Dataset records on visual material

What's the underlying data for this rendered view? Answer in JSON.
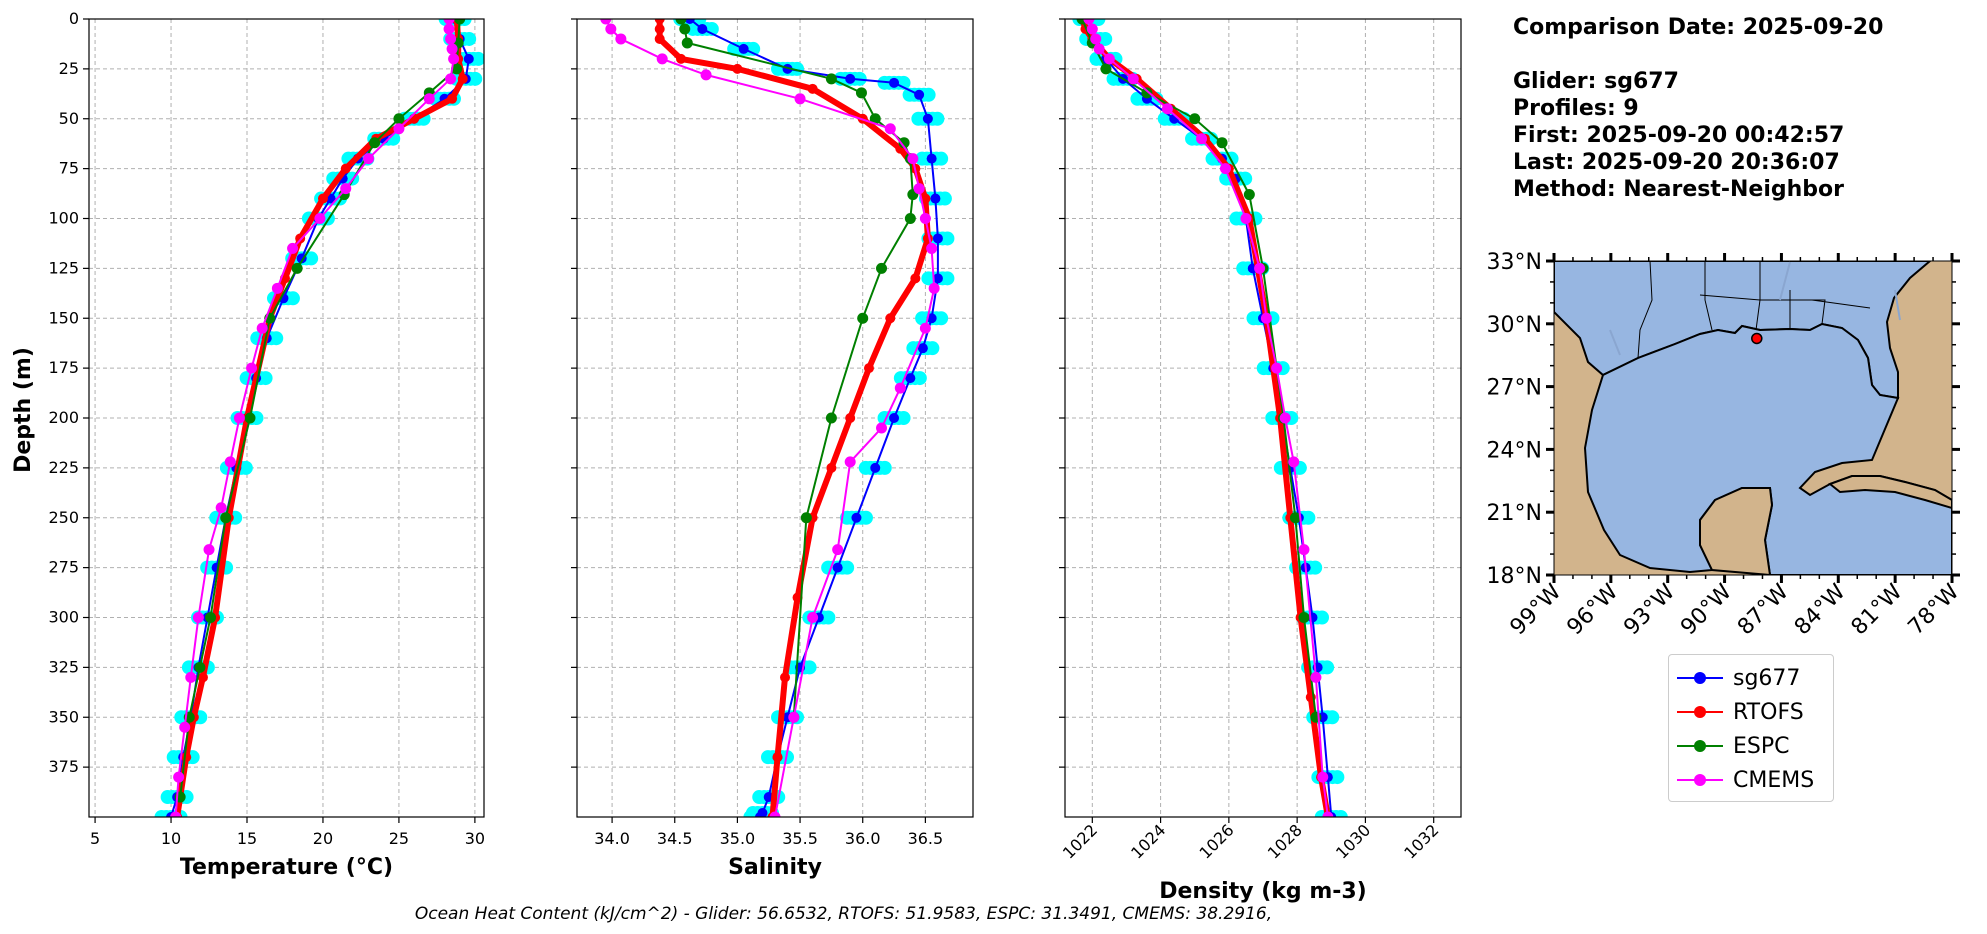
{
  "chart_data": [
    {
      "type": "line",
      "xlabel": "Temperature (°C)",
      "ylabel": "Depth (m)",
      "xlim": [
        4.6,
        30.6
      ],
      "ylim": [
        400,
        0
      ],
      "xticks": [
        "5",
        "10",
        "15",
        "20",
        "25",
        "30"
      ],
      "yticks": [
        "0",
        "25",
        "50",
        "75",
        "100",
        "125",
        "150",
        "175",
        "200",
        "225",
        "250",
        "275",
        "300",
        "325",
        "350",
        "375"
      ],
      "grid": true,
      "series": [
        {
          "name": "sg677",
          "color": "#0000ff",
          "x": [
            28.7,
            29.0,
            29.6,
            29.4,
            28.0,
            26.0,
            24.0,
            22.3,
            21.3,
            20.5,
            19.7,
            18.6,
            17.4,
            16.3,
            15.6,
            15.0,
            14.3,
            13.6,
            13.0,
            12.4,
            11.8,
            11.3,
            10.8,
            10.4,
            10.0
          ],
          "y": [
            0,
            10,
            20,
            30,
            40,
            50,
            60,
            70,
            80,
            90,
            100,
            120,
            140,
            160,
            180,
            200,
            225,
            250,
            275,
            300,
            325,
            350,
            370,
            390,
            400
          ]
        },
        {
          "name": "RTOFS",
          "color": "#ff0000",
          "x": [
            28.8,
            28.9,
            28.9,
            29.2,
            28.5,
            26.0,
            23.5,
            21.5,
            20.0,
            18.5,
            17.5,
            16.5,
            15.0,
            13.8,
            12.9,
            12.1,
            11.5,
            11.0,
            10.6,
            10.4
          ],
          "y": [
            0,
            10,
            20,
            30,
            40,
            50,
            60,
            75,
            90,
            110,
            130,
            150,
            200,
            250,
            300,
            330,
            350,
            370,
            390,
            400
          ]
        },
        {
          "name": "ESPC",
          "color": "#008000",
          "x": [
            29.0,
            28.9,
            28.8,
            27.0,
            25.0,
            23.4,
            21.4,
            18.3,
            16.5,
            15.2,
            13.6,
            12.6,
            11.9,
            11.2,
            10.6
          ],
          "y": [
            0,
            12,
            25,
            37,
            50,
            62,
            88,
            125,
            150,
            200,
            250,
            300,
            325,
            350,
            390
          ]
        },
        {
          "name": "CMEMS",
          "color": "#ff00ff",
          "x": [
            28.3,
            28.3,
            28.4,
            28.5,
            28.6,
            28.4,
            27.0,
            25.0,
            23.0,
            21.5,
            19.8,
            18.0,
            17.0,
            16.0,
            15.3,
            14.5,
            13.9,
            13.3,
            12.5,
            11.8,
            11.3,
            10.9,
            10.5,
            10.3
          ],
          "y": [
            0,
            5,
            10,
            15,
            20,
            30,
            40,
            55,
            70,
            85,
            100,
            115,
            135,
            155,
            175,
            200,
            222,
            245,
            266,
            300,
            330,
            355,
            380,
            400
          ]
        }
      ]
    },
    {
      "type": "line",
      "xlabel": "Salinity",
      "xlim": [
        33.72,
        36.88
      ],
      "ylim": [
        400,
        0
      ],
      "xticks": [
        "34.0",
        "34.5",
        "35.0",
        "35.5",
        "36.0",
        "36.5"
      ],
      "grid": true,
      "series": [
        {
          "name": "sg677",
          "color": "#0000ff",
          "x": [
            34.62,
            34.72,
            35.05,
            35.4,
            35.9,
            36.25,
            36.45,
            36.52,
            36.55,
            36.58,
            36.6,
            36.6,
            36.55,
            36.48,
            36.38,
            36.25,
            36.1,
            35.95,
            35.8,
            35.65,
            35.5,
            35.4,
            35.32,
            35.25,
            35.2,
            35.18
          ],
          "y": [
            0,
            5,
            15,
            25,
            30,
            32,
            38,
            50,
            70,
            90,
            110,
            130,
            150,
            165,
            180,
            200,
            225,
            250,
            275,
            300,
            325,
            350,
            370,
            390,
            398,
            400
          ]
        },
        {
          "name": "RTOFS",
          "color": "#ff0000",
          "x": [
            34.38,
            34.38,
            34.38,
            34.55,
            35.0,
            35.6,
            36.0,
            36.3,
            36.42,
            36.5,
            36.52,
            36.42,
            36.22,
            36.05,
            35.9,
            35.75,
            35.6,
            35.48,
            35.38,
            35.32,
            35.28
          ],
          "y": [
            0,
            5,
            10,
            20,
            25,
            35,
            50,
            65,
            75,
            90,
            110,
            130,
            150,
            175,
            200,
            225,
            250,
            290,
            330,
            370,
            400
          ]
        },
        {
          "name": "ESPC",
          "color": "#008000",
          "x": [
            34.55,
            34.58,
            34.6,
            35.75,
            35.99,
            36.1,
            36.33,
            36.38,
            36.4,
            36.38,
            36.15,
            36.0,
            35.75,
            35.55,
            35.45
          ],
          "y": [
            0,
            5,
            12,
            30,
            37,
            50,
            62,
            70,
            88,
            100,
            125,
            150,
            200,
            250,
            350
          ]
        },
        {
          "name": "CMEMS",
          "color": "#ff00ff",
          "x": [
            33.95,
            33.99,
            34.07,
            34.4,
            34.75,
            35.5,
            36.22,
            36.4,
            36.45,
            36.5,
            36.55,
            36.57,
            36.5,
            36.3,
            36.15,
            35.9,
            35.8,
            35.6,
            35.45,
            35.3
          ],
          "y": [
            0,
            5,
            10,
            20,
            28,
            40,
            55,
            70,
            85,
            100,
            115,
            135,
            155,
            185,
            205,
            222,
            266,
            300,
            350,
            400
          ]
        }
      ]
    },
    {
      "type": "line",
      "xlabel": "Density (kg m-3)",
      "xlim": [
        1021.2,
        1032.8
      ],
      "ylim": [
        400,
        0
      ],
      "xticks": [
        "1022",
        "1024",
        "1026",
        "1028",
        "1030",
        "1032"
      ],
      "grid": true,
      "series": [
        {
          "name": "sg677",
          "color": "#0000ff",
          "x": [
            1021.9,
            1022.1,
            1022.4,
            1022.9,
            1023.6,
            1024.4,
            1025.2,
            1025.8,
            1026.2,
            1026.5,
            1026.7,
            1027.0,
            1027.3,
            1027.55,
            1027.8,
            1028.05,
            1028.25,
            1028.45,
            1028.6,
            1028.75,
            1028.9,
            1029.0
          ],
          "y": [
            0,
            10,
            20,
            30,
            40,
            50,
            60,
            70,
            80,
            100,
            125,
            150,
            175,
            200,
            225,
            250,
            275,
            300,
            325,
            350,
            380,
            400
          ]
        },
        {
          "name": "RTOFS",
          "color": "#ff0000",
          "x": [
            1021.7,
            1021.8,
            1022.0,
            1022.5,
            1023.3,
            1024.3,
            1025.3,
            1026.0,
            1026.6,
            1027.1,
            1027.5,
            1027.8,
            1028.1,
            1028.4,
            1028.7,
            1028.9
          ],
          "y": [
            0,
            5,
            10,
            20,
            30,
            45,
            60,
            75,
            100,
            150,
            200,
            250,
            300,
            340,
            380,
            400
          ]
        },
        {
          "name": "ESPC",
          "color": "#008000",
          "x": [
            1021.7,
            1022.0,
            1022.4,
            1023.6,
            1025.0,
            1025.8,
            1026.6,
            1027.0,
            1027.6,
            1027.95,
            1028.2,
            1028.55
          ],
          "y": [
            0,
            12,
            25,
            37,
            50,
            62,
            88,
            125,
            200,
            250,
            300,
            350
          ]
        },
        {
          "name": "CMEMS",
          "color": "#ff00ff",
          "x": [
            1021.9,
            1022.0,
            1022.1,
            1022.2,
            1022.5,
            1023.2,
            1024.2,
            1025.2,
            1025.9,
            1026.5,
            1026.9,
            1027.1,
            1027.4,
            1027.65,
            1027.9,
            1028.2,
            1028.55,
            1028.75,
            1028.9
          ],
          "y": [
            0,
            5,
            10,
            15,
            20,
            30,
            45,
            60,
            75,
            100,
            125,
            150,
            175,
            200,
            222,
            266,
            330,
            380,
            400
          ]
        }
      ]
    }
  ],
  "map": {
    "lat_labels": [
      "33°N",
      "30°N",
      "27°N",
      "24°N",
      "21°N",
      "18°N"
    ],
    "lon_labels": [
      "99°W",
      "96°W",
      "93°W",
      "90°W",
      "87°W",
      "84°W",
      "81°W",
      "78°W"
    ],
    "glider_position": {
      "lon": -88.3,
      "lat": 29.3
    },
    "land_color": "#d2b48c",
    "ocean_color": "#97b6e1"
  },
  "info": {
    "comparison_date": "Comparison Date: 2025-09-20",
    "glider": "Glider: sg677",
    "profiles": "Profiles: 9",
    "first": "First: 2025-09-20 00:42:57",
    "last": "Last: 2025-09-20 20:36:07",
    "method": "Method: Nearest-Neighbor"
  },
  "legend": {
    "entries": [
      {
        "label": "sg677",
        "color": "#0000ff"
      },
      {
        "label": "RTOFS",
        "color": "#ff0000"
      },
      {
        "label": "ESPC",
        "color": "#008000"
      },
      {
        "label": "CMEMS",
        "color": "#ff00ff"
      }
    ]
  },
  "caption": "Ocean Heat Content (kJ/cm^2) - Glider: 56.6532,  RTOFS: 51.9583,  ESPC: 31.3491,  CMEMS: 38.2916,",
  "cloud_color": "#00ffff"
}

- **Problem to solve**:
Gather, from the listing above, every line carrying the word "xlabel".

- **Answer to the task**:
      "xlabel": "Temperature (°C)",
      "xlabel": "Salinity",
      "xlabel": "Density (kg m-3)",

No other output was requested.